Items listed in a dataset
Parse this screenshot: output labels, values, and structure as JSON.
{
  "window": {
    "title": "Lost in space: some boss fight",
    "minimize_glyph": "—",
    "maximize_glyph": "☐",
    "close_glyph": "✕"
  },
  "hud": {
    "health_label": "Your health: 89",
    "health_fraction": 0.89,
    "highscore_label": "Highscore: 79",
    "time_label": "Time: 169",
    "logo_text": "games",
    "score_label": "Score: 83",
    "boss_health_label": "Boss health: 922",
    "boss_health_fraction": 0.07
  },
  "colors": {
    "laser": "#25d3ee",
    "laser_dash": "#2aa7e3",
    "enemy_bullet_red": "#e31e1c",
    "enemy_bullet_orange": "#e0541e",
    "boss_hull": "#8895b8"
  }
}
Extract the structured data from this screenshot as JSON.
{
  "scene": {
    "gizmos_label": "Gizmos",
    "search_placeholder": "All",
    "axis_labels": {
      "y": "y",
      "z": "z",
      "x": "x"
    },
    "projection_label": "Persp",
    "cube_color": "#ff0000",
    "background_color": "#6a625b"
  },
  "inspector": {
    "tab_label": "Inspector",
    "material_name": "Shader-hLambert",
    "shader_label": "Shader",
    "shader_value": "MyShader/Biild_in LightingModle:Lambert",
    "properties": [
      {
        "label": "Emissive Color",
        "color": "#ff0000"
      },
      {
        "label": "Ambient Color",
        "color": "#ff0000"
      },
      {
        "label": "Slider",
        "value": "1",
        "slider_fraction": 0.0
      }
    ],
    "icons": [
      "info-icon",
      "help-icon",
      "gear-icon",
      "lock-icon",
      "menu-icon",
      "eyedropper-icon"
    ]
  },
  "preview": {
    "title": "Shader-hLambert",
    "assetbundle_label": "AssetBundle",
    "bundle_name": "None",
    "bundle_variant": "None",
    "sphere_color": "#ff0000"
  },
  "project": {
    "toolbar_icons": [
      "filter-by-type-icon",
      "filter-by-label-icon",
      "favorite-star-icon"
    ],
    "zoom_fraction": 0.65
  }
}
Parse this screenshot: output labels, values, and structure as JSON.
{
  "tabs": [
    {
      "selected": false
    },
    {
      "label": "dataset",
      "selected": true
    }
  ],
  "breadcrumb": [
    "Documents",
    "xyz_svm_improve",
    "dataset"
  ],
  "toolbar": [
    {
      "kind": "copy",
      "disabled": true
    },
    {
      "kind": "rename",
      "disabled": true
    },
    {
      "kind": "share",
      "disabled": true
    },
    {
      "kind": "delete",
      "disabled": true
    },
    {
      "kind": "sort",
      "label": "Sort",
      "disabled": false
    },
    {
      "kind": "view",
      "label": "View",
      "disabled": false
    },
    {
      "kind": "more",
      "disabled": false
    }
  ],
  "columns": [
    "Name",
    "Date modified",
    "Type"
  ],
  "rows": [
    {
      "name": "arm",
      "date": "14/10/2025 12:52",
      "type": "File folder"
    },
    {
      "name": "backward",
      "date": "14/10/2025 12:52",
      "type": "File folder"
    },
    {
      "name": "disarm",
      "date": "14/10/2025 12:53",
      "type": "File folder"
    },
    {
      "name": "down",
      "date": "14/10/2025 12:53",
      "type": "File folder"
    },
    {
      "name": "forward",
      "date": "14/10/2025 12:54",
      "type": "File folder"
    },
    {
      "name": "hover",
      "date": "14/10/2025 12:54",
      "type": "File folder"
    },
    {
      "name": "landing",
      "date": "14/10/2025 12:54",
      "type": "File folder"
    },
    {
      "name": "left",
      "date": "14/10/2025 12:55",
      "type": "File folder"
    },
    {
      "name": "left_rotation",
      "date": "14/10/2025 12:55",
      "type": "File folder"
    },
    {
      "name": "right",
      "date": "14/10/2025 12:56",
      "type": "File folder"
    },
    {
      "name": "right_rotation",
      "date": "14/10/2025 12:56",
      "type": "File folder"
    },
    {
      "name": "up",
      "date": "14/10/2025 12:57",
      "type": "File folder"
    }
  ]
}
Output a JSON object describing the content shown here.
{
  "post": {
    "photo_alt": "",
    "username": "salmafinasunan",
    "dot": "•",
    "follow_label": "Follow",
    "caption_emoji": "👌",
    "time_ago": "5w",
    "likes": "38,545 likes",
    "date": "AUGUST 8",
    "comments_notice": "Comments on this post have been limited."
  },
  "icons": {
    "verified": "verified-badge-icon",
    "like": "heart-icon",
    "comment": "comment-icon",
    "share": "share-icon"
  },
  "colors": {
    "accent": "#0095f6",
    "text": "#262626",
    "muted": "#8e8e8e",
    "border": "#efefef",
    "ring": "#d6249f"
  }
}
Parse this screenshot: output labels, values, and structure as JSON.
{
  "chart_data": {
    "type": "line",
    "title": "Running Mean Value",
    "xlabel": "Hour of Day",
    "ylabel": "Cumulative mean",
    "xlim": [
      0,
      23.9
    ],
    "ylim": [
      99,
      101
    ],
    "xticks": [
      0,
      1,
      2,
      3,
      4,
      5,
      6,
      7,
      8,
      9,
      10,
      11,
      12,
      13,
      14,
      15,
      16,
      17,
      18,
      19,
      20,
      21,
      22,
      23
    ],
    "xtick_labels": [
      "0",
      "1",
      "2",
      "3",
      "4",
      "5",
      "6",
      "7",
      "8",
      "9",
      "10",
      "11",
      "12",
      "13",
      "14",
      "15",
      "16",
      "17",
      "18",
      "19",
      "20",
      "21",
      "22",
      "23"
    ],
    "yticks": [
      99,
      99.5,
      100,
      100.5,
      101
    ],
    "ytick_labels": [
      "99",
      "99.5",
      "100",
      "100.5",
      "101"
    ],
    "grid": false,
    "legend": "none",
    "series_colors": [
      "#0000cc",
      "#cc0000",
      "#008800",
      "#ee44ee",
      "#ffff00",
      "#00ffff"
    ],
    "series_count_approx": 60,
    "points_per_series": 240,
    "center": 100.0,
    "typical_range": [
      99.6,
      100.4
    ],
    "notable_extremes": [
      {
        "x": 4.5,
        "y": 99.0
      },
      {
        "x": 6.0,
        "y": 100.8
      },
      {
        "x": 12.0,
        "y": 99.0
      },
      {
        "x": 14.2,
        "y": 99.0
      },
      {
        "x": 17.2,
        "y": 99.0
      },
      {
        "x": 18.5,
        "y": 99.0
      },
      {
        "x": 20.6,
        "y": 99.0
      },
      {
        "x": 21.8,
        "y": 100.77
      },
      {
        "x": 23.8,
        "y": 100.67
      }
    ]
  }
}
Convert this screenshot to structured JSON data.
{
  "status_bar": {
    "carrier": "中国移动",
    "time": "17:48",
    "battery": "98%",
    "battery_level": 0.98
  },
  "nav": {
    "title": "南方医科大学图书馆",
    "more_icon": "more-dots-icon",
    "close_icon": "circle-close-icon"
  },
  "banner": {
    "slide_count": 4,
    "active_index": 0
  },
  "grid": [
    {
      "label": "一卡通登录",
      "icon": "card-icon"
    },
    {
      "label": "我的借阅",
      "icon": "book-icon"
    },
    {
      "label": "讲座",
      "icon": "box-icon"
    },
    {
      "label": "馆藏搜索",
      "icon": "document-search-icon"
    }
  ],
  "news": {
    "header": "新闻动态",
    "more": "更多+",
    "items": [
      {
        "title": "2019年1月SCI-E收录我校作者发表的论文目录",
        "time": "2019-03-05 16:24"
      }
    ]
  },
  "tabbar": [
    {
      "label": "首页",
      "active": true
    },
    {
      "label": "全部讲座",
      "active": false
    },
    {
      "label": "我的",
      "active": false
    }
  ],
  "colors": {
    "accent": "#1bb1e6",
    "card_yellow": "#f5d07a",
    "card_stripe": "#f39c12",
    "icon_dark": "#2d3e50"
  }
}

WHAT IS ASKED:
Reproduce each line of the material above precisely.

TASK RESPONSE:
Parse this screenshot: output labels, values, and structure as JSON.
{
  "window": {
    "title": "Lost in space: some boss fight",
    "minimize_glyph": "—",
    "maximize_glyph": "☐",
    "close_glyph": "✕"
  },
  "hud": {
    "health_label": "Your health: 89",
    "health_fraction": 0.89,
    "highscore_label": "Highscore: 79",
    "time_label": "Time: 169",
    "logo_text": "games",
    "score_label": "Score: 83",
    "boss_health_label": "Boss health: 922",
    "boss_health_fraction": 0.07
  },
  "colors": {
    "laser": "#25d3ee",
    "laser_dash": "#2aa7e3",
    "enemy_bullet_red": "#e31e1c",
    "enemy_bullet_orange": "#e0541e",
    "boss_hull": "#8895b8"
  }
}
Extract the structured data from this screenshot as JSON.
{
  "scene": {
    "gizmos_label": "Gizmos",
    "search_placeholder": "All",
    "axis_labels": {
      "y": "y",
      "z": "z",
      "x": "x"
    },
    "projection_label": "Persp",
    "cube_color": "#ff0000",
    "background_color": "#6a625b"
  },
  "inspector": {
    "tab_label": "Inspector",
    "material_name": "Shader-hLambert",
    "shader_label": "Shader",
    "shader_value": "MyShader/Biild_in LightingModle:Lambert",
    "properties": [
      {
        "label": "Emissive Color",
        "color": "#ff0000"
      },
      {
        "label": "Ambient Color",
        "color": "#ff0000"
      },
      {
        "label": "Slider",
        "value": "1",
        "slider_fraction": 0.0
      }
    ],
    "icons": [
      "info-icon",
      "help-icon",
      "gear-icon",
      "lock-icon",
      "menu-icon",
      "eyedropper-icon"
    ]
  },
  "preview": {
    "title": "Shader-hLambert",
    "assetbundle_label": "AssetBundle",
    "bundle_name": "None",
    "bundle_variant": "None",
    "sphere_color": "#ff0000"
  },
  "project": {
    "toolbar_icons": [
      "filter-by-type-icon",
      "filter-by-label-icon",
      "favorite-star-icon"
    ],
    "zoom_fraction": 0.65
  }
}
Parse this screenshot: output labels, values, and structure as JSON.
{
  "tabs": [
    {
      "selected": false
    },
    {
      "label": "dataset",
      "selected": true
    }
  ],
  "breadcrumb": [
    "Documents",
    "xyz_svm_improve",
    "dataset"
  ],
  "toolbar": [
    {
      "kind": "copy",
      "disabled": true
    },
    {
      "kind": "rename",
      "disabled": true
    },
    {
      "kind": "share",
      "disabled": true
    },
    {
      "kind": "delete",
      "disabled": true
    },
    {
      "kind": "sort",
      "label": "Sort",
      "disabled": false
    },
    {
      "kind": "view",
      "label": "View",
      "disabled": false
    },
    {
      "kind": "more",
      "disabled": false
    }
  ],
  "columns": [
    "Name",
    "Date modified",
    "Type"
  ],
  "rows": [
    {
      "name": "arm",
      "date": "14/10/2025 12:52",
      "type": "File folder"
    },
    {
      "name": "backward",
      "date": "14/10/2025 12:52",
      "type": "File folder"
    },
    {
      "name": "disarm",
      "date": "14/10/2025 12:53",
      "type": "File folder"
    },
    {
      "name": "down",
      "date": "14/10/2025 12:53",
      "type": "File folder"
    },
    {
      "name": "forward",
      "date": "14/10/2025 12:54",
      "type": "File folder"
    },
    {
      "name": "hover",
      "date": "14/10/2025 12:54",
      "type": "File folder"
    },
    {
      "name": "landing",
      "date": "14/10/2025 12:54",
      "type": "File folder"
    },
    {
      "name": "left",
      "date": "14/10/2025 12:55",
      "type": "File folder"
    },
    {
      "name": "left_rotation",
      "date": "14/10/2025 12:55",
      "type": "File folder"
    },
    {
      "name": "right",
      "date": "14/10/2025 12:56",
      "type": "File folder"
    },
    {
      "name": "right_rotation",
      "date": "14/10/2025 12:56",
      "type": "File folder"
    },
    {
      "name": "up",
      "date": "14/10/2025 12:57",
      "type": "File folder"
    }
  ]
}
Output a JSON object describing the content shown here.
{
  "post": {
    "photo_alt": "",
    "username": "salmafinasunan",
    "dot": "•",
    "follow_label": "Follow",
    "caption_emoji": "👌",
    "time_ago": "5w",
    "likes": "38,545 likes",
    "date": "AUGUST 8",
    "comments_notice": "Comments on this post have been limited."
  },
  "icons": {
    "verified": "verified-badge-icon",
    "like": "heart-icon",
    "comment": "comment-icon",
    "share": "share-icon"
  },
  "colors": {
    "accent": "#0095f6",
    "text": "#262626",
    "muted": "#8e8e8e",
    "border": "#efefef",
    "ring": "#d6249f"
  }
}
Parse this screenshot: output labels, values, and structure as JSON.
{
  "chart_data": {
    "type": "line",
    "title": "Running Mean Value",
    "xlabel": "Hour of Day",
    "ylabel": "Cumulative mean",
    "xlim": [
      0,
      23.9
    ],
    "ylim": [
      99,
      101
    ],
    "xticks": [
      0,
      1,
      2,
      3,
      4,
      5,
      6,
      7,
      8,
      9,
      10,
      11,
      12,
      13,
      14,
      15,
      16,
      17,
      18,
      19,
      20,
      21,
      22,
      23
    ],
    "xtick_labels": [
      "0",
      "1",
      "2",
      "3",
      "4",
      "5",
      "6",
      "7",
      "8",
      "9",
      "10",
      "11",
      "12",
      "13",
      "14",
      "15",
      "16",
      "17",
      "18",
      "19",
      "20",
      "21",
      "22",
      "23"
    ],
    "yticks": [
      99,
      99.5,
      100,
      100.5,
      101
    ],
    "ytick_labels": [
      "99",
      "99.5",
      "100",
      "100.5",
      "101"
    ],
    "grid": false,
    "legend": "none",
    "series_colors": [
      "#0000cc",
      "#cc0000",
      "#008800",
      "#ee44ee",
      "#ffff00",
      "#00ffff"
    ],
    "series_count_approx": 60,
    "points_per_series": 240,
    "center": 100.0,
    "typical_range": [
      99.6,
      100.4
    ],
    "notable_extremes": [
      {
        "x": 4.5,
        "y": 99.0
      },
      {
        "x": 6.0,
        "y": 100.8
      },
      {
        "x": 12.0,
        "y": 99.0
      },
      {
        "x": 14.2,
        "y": 99.0
      },
      {
        "x": 17.2,
        "y": 99.0
      },
      {
        "x": 18.5,
        "y": 99.0
      },
      {
        "x": 20.6,
        "y": 99.0
      },
      {
        "x": 21.8,
        "y": 100.77
      },
      {
        "x": 23.8,
        "y": 100.67
      }
    ]
  }
}
Convert this screenshot to structured JSON data.
{
  "status_bar": {
    "carrier": "中国移动",
    "time": "17:48",
    "battery": "98%",
    "battery_level": 0.98
  },
  "nav": {
    "title": "南方医科大学图书馆",
    "more_icon": "more-dots-icon",
    "close_icon": "circle-close-icon"
  },
  "banner": {
    "slide_count": 4,
    "active_index": 0
  },
  "grid": [
    {
      "label": "一卡通登录",
      "icon": "card-icon"
    },
    {
      "label": "我的借阅",
      "icon": "book-icon"
    },
    {
      "label": "讲座",
      "icon": "box-icon"
    },
    {
      "label": "馆藏搜索",
      "icon": "document-search-icon"
    }
  ],
  "news": {
    "header": "新闻动态",
    "more": "更多+",
    "items": [
      {
        "title": "2019年1月SCI-E收录我校作者发表的论文目录",
        "time": "2019-03-05 16:24"
      }
    ]
  },
  "tabbar": [
    {
      "label": "首页",
      "active": true
    },
    {
      "label": "全部讲座",
      "active": false
    },
    {
      "label": "我的",
      "active": false
    }
  ],
  "colors": {
    "accent": "#1bb1e6",
    "card_yellow": "#f5d07a",
    "card_stripe": "#f39c12",
    "icon_dark": "#2d3e50"
  }
}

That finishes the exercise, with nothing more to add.